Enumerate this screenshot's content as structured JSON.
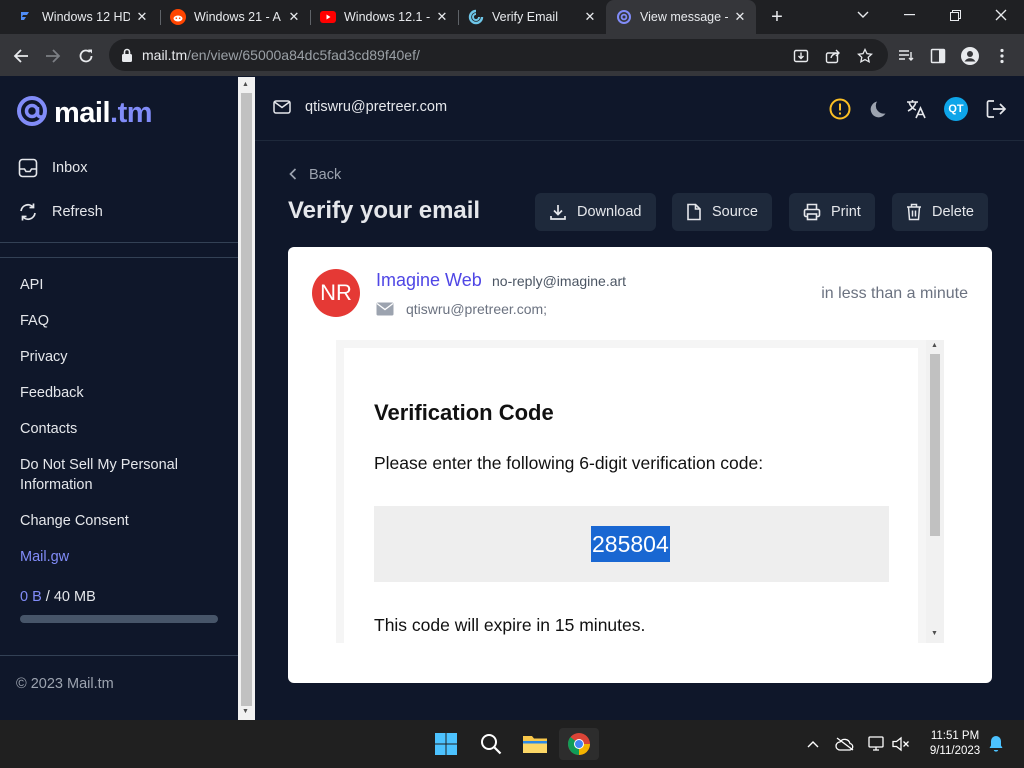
{
  "browser": {
    "tabs": [
      {
        "title": "Windows 12 HD",
        "icon": "generic-site-icon"
      },
      {
        "title": "Windows 21 - A",
        "icon": "reddit-icon"
      },
      {
        "title": "Windows 12.1 -",
        "icon": "youtube-icon"
      },
      {
        "title": "Verify Email",
        "icon": "generic-site-icon"
      },
      {
        "title": "View message -",
        "icon": "mail-tm-icon"
      }
    ],
    "url_host": "mail.tm",
    "url_path": "/en/view/65000a84dc5fad3cd89f40ef/"
  },
  "sidebar": {
    "logo_part1": "mail",
    "logo_part2": ".tm",
    "inbox": "Inbox",
    "refresh": "Refresh",
    "links": {
      "api": "API",
      "faq": "FAQ",
      "privacy": "Privacy",
      "feedback": "Feedback",
      "contacts": "Contacts",
      "dnsmpi": "Do Not Sell My Personal Information",
      "consent": "Change Consent",
      "mailgw": "Mail.gw"
    },
    "storage_used": "0 B",
    "storage_total": "/ 40 MB",
    "storage_fraction": 0.0,
    "copyright": "© 2023 Mail.tm"
  },
  "header": {
    "address": "qtiswru@pretreer.com",
    "avatar_initials": "QT"
  },
  "message": {
    "back": "Back",
    "title": "Verify your email",
    "actions": {
      "download": "Download",
      "source": "Source",
      "print": "Print",
      "delete": "Delete"
    },
    "sender_initials": "NR",
    "sender_name": "Imagine Web",
    "sender_email": "no-reply@imagine.art",
    "recipient": "qtiswru@pretreer.com;",
    "time": "in less than a minute",
    "body": {
      "heading": "Verification Code",
      "instruction": "Please enter the following 6-digit verification code:",
      "code": "285804",
      "expire": "This code will expire in 15 minutes."
    }
  },
  "taskbar": {
    "time": "11:51 PM",
    "date": "9/11/2023"
  },
  "colors": {
    "accent": "#818cf8",
    "background": "#0f172a",
    "button": "#1e293b",
    "sender_avatar": "#e53935",
    "code_highlight": "#1967d2"
  }
}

- **What the task asks**
Your answer should be one number: how many lines in the material above contain the string "time".

- **Result of the exercise**
2